=== DATA FOR THIS TASK ===
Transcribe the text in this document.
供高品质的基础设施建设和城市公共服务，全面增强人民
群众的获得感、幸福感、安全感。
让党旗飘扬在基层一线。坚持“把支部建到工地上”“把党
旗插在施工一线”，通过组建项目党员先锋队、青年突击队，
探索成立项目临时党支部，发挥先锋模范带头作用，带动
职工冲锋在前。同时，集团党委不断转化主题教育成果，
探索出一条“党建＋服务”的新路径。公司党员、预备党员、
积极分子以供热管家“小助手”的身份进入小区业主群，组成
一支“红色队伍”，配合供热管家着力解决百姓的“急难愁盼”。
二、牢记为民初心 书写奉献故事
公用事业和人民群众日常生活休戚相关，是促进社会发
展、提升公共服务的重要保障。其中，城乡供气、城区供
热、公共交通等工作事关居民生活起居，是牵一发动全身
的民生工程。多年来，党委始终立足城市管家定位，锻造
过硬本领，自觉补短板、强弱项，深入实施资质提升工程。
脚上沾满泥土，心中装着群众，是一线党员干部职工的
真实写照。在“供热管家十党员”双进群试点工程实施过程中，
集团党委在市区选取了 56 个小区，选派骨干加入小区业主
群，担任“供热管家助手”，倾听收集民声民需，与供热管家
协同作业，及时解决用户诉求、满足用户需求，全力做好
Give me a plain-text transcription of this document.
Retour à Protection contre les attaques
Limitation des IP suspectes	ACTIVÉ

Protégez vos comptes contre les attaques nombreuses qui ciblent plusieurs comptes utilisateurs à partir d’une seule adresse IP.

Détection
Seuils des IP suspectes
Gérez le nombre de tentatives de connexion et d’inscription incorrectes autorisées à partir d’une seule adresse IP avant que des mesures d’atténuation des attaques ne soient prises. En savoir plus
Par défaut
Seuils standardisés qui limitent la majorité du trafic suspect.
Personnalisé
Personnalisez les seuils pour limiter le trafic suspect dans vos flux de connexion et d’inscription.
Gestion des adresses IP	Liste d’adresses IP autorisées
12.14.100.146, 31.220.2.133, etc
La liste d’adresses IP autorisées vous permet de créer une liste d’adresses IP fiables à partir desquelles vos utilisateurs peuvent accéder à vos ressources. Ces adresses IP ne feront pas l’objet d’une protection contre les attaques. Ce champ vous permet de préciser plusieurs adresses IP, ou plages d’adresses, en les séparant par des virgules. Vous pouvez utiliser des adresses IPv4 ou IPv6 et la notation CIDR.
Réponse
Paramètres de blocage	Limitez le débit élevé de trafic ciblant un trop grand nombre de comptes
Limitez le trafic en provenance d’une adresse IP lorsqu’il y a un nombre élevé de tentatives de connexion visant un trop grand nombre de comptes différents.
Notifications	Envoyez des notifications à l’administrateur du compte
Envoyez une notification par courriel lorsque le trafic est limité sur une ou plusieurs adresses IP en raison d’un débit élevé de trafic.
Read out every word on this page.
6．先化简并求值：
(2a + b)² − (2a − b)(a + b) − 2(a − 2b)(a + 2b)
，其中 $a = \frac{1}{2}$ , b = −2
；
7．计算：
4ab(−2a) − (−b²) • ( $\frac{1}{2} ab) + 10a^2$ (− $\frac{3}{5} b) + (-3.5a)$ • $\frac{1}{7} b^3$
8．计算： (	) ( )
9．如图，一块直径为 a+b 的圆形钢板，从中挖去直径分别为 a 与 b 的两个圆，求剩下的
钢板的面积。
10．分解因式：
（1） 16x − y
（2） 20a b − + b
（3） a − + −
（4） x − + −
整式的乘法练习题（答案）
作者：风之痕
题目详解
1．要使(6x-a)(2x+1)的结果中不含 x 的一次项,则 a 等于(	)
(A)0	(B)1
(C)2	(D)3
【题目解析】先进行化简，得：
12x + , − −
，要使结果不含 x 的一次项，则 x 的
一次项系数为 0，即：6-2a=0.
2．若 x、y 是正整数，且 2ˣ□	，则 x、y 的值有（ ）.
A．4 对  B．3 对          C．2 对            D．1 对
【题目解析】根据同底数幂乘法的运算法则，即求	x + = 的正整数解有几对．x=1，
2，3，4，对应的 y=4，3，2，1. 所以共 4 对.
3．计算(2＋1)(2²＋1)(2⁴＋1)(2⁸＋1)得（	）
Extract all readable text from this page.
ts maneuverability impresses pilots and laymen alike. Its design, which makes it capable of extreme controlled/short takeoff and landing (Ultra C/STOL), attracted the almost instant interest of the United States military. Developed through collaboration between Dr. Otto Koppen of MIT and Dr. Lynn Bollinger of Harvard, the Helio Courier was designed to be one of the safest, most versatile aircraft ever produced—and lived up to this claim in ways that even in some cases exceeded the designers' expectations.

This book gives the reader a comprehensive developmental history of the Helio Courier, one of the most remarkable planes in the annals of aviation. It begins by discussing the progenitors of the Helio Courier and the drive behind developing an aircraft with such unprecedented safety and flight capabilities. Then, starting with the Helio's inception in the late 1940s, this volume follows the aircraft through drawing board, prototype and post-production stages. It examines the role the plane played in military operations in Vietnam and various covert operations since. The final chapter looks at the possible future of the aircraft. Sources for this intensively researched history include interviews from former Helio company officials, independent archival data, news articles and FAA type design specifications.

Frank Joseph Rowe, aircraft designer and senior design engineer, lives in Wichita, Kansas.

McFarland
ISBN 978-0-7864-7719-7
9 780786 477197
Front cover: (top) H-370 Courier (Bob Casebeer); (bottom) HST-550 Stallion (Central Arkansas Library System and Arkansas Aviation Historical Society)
===
SHORT PROBLEM: Exactly reproduce every line of the records.

RESPONSE TO THIS EXERCISE:
Transcribe the text in this document.
供高品质的基础设施建设和城市公共服务，全面增强人民
群众的获得感、幸福感、安全感。
让党旗飘扬在基层一线。坚持“把支部建到工地上”“把党
旗插在施工一线”，通过组建项目党员先锋队、青年突击队，
探索成立项目临时党支部，发挥先锋模范带头作用，带动
职工冲锋在前。同时，集团党委不断转化主题教育成果，
探索出一条“党建＋服务”的新路径。公司党员、预备党员、
积极分子以供热管家“小助手”的身份进入小区业主群，组成
一支“红色队伍”，配合供热管家着力解决百姓的“急难愁盼”。
二、牢记为民初心 书写奉献故事
公用事业和人民群众日常生活休戚相关，是促进社会发
展、提升公共服务的重要保障。其中，城乡供气、城区供
热、公共交通等工作事关居民生活起居，是牵一发动全身
的民生工程。多年来，党委始终立足城市管家定位，锻造
过硬本领，自觉补短板、强弱项，深入实施资质提升工程。
脚上沾满泥土，心中装着群众，是一线党员干部职工的
真实写照。在“供热管家十党员”双进群试点工程实施过程中，
集团党委在市区选取了 56 个小区，选派骨干加入小区业主
群，担任“供热管家助手”，倾听收集民声民需，与供热管家
协同作业，及时解决用户诉求、满足用户需求，全力做好
Give me a plain-text transcription of this document.
Retour à Protection contre les attaques
Limitation des IP suspectes	ACTIVÉ

Protégez vos comptes contre les attaques nombreuses qui ciblent plusieurs comptes utilisateurs à partir d’une seule adresse IP.

Détection
Seuils des IP suspectes
Gérez le nombre de tentatives de connexion et d’inscription incorrectes autorisées à partir d’une seule adresse IP avant que des mesures d’atténuation des attaques ne soient prises. En savoir plus
Par défaut
Seuils standardisés qui limitent la majorité du trafic suspect.
Personnalisé
Personnalisez les seuils pour limiter le trafic suspect dans vos flux de connexion et d’inscription.
Gestion des adresses IP	Liste d’adresses IP autorisées
12.14.100.146, 31.220.2.133, etc
La liste d’adresses IP autorisées vous permet de créer une liste d’adresses IP fiables à partir desquelles vos utilisateurs peuvent accéder à vos ressources. Ces adresses IP ne feront pas l’objet d’une protection contre les attaques. Ce champ vous permet de préciser plusieurs adresses IP, ou plages d’adresses, en les séparant par des virgules. Vous pouvez utiliser des adresses IPv4 ou IPv6 et la notation CIDR.
Réponse
Paramètres de blocage	Limitez le débit élevé de trafic ciblant un trop grand nombre de comptes
Limitez le trafic en provenance d’une adresse IP lorsqu’il y a un nombre élevé de tentatives de connexion visant un trop grand nombre de comptes différents.
Notifications	Envoyez des notifications à l’administrateur du compte
Envoyez une notification par courriel lorsque le trafic est limité sur une ou plusieurs adresses IP en raison d’un débit élevé de trafic.
Read out every word on this page.
6．先化简并求值：
(2a + b)² − (2a − b)(a + b) − 2(a − 2b)(a + 2b)
，其中 $a = \frac{1}{2}$ , b = −2
；
7．计算：
4ab(−2a) − (−b²) • ( $\frac{1}{2} ab) + 10a^2$ (− $\frac{3}{5} b) + (-3.5a)$ • $\frac{1}{7} b^3$
8．计算： (	) ( )
9．如图，一块直径为 a+b 的圆形钢板，从中挖去直径分别为 a 与 b 的两个圆，求剩下的
钢板的面积。
10．分解因式：
（1） 16x − y
（2） 20a b − + b
（3） a − + −
（4） x − + −
整式的乘法练习题（答案）
作者：风之痕
题目详解
1．要使(6x-a)(2x+1)的结果中不含 x 的一次项,则 a 等于(	)
(A)0	(B)1
(C)2	(D)3
【题目解析】先进行化简，得：
12x + , − −
，要使结果不含 x 的一次项，则 x 的
一次项系数为 0，即：6-2a=0.
2．若 x、y 是正整数，且 2ˣ□	，则 x、y 的值有（ ）.
A．4 对  B．3 对          C．2 对            D．1 对
【题目解析】根据同底数幂乘法的运算法则，即求	x + = 的正整数解有几对．x=1，
2，3，4，对应的 y=4，3，2，1. 所以共 4 对.
3．计算(2＋1)(2²＋1)(2⁴＋1)(2⁸＋1)得（	）
Extract all readable text from this page.
ts maneuverability impresses pilots and laymen alike. Its design, which makes it capable of extreme controlled/short takeoff and landing (Ultra C/STOL), attracted the almost instant interest of the United States military. Developed through collaboration between Dr. Otto Koppen of MIT and Dr. Lynn Bollinger of Harvard, the Helio Courier was designed to be one of the safest, most versatile aircraft ever produced—and lived up to this claim in ways that even in some cases exceeded the designers' expectations.

This book gives the reader a comprehensive developmental history of the Helio Courier, one of the most remarkable planes in the annals of aviation. It begins by discussing the progenitors of the Helio Courier and the drive behind developing an aircraft with such unprecedented safety and flight capabilities. Then, starting with the Helio's inception in the late 1940s, this volume follows the aircraft through drawing board, prototype and post-production stages. It examines the role the plane played in military operations in Vietnam and various covert operations since. The final chapter looks at the possible future of the aircraft. Sources for this intensively researched history include interviews from former Helio company officials, independent archival data, news articles and FAA type design specifications.

Frank Joseph Rowe, aircraft designer and senior design engineer, lives in Wichita, Kansas.

McFarland
ISBN 978-0-7864-7719-7
9 780786 477197
Front cover: (top) H-370 Courier (Bob Casebeer); (bottom) HST-550 Stallion (Central Arkansas Library System and Arkansas Aviation Historical Society)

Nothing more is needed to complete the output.